[Directions] Repeat the listing in full, preserving every character.

[Data shown]
## Start
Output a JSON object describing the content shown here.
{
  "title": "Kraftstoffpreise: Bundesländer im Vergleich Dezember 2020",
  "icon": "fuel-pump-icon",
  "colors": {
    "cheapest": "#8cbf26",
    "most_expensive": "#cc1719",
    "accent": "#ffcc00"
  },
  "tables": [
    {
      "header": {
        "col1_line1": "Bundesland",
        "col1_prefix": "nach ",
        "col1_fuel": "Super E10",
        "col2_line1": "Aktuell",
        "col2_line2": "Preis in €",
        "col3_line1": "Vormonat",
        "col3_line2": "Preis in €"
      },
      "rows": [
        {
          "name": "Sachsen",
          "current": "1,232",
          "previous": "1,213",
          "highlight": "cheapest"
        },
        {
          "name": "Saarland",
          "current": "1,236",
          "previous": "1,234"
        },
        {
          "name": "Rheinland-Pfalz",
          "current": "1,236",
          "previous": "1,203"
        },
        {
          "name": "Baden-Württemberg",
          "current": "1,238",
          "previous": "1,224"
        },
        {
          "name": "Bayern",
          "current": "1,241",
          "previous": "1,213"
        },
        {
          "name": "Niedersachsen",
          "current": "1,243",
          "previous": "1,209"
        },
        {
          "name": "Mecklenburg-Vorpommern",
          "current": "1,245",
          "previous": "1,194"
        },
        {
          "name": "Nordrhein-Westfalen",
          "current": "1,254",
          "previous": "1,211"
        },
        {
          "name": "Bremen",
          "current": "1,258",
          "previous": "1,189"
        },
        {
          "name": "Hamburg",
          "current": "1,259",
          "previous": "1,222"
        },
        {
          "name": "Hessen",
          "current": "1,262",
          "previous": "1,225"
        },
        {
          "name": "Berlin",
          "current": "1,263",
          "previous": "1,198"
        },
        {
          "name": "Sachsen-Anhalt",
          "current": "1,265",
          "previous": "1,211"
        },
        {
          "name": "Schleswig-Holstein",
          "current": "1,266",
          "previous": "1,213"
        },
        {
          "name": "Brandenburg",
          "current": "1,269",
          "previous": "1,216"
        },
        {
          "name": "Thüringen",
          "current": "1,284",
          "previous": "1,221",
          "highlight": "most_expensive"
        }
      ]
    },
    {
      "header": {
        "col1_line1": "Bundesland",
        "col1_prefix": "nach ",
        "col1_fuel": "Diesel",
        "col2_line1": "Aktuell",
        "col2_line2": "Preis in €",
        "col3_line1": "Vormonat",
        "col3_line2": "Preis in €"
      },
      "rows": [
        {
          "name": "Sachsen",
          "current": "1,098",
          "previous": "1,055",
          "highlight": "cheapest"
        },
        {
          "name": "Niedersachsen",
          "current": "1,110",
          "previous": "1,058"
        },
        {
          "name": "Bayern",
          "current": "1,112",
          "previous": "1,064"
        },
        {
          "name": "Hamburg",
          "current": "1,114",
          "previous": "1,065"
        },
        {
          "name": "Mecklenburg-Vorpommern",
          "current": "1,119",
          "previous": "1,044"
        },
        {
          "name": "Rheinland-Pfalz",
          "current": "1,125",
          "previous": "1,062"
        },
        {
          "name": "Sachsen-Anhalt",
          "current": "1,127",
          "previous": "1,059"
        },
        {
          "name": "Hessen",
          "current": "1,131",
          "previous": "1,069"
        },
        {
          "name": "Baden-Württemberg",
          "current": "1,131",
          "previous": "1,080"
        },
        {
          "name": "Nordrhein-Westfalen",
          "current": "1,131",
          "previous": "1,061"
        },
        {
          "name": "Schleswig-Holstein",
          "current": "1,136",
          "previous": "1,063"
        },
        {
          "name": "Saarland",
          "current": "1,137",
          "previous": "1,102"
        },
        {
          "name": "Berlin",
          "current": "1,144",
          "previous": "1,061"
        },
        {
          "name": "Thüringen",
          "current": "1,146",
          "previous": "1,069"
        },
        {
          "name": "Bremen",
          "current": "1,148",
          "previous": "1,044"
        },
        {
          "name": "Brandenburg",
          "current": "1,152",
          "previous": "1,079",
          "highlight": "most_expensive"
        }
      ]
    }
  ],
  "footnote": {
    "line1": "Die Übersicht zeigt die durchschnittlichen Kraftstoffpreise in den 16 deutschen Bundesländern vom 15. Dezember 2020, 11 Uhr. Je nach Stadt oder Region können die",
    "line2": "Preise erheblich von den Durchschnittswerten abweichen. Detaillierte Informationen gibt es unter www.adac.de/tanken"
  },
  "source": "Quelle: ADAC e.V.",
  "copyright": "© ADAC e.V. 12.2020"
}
## End
[Final answer]
Output a JSON object describing the content shown here.
{
  "title": "Kraftstoffpreise: Bundesländer im Vergleich Dezember 2020",
  "icon": "fuel-pump-icon",
  "colors": {
    "cheapest": "#8cbf26",
    "most_expensive": "#cc1719",
    "accent": "#ffcc00"
  },
  "tables": [
    {
      "header": {
        "col1_line1": "Bundesland",
        "col1_prefix": "nach ",
        "col1_fuel": "Super E10",
        "col2_line1": "Aktuell",
        "col2_line2": "Preis in €",
        "col3_line1": "Vormonat",
        "col3_line2": "Preis in €"
      },
      "rows": [
        {
          "name": "Sachsen",
          "current": "1,232",
          "previous": "1,213",
          "highlight": "cheapest"
        },
        {
          "name": "Saarland",
          "current": "1,236",
          "previous": "1,234"
        },
        {
          "name": "Rheinland-Pfalz",
          "current": "1,236",
          "previous": "1,203"
        },
        {
          "name": "Baden-Württemberg",
          "current": "1,238",
          "previous": "1,224"
        },
        {
          "name": "Bayern",
          "current": "1,241",
          "previous": "1,213"
        },
        {
          "name": "Niedersachsen",
          "current": "1,243",
          "previous": "1,209"
        },
        {
          "name": "Mecklenburg-Vorpommern",
          "current": "1,245",
          "previous": "1,194"
        },
        {
          "name": "Nordrhein-Westfalen",
          "current": "1,254",
          "previous": "1,211"
        },
        {
          "name": "Bremen",
          "current": "1,258",
          "previous": "1,189"
        },
        {
          "name": "Hamburg",
          "current": "1,259",
          "previous": "1,222"
        },
        {
          "name": "Hessen",
          "current": "1,262",
          "previous": "1,225"
        },
        {
          "name": "Berlin",
          "current": "1,263",
          "previous": "1,198"
        },
        {
          "name": "Sachsen-Anhalt",
          "current": "1,265",
          "previous": "1,211"
        },
        {
          "name": "Schleswig-Holstein",
          "current": "1,266",
          "previous": "1,213"
        },
        {
          "name": "Brandenburg",
          "current": "1,269",
          "previous": "1,216"
        },
        {
          "name": "Thüringen",
          "current": "1,284",
          "previous": "1,221",
          "highlight": "most_expensive"
        }
      ]
    },
    {
      "header": {
        "col1_line1": "Bundesland",
        "col1_prefix": "nach ",
        "col1_fuel": "Diesel",
        "col2_line1": "Aktuell",
        "col2_line2": "Preis in €",
        "col3_line1": "Vormonat",
        "col3_line2": "Preis in €"
      },
      "rows": [
        {
          "name": "Sachsen",
          "current": "1,098",
          "previous": "1,055",
          "highlight": "cheapest"
        },
        {
          "name": "Niedersachsen",
          "current": "1,110",
          "previous": "1,058"
        },
        {
          "name": "Bayern",
          "current": "1,112",
          "previous": "1,064"
        },
        {
          "name": "Hamburg",
          "current": "1,114",
          "previous": "1,065"
        },
        {
          "name": "Mecklenburg-Vorpommern",
          "current": "1,119",
          "previous": "1,044"
        },
        {
          "name": "Rheinland-Pfalz",
          "current": "1,125",
          "previous": "1,062"
        },
        {
          "name": "Sachsen-Anhalt",
          "current": "1,127",
          "previous": "1,059"
        },
        {
          "name": "Hessen",
          "current": "1,131",
          "previous": "1,069"
        },
        {
          "name": "Baden-Württemberg",
          "current": "1,131",
          "previous": "1,080"
        },
        {
          "name": "Nordrhein-Westfalen",
          "current": "1,131",
          "previous": "1,061"
        },
        {
          "name": "Schleswig-Holstein",
          "current": "1,136",
          "previous": "1,063"
        },
        {
          "name": "Saarland",
          "current": "1,137",
          "previous": "1,102"
        },
        {
          "name": "Berlin",
          "current": "1,144",
          "previous": "1,061"
        },
        {
          "name": "Thüringen",
          "current": "1,146",
          "previous": "1,069"
        },
        {
          "name": "Bremen",
          "current": "1,148",
          "previous": "1,044"
        },
        {
          "name": "Brandenburg",
          "current": "1,152",
          "previous": "1,079",
          "highlight": "most_expensive"
        }
      ]
    }
  ],
  "footnote": {
    "line1": "Die Übersicht zeigt die durchschnittlichen Kraftstoffpreise in den 16 deutschen Bundesländern vom 15. Dezember 2020, 11 Uhr. Je nach Stadt oder Region können die",
    "line2": "Preise erheblich von den Durchschnittswerten abweichen. Detaillierte Informationen gibt es unter www.adac.de/tanken"
  },
  "source": "Quelle: ADAC e.V.",
  "copyright": "© ADAC e.V. 12.2020"
}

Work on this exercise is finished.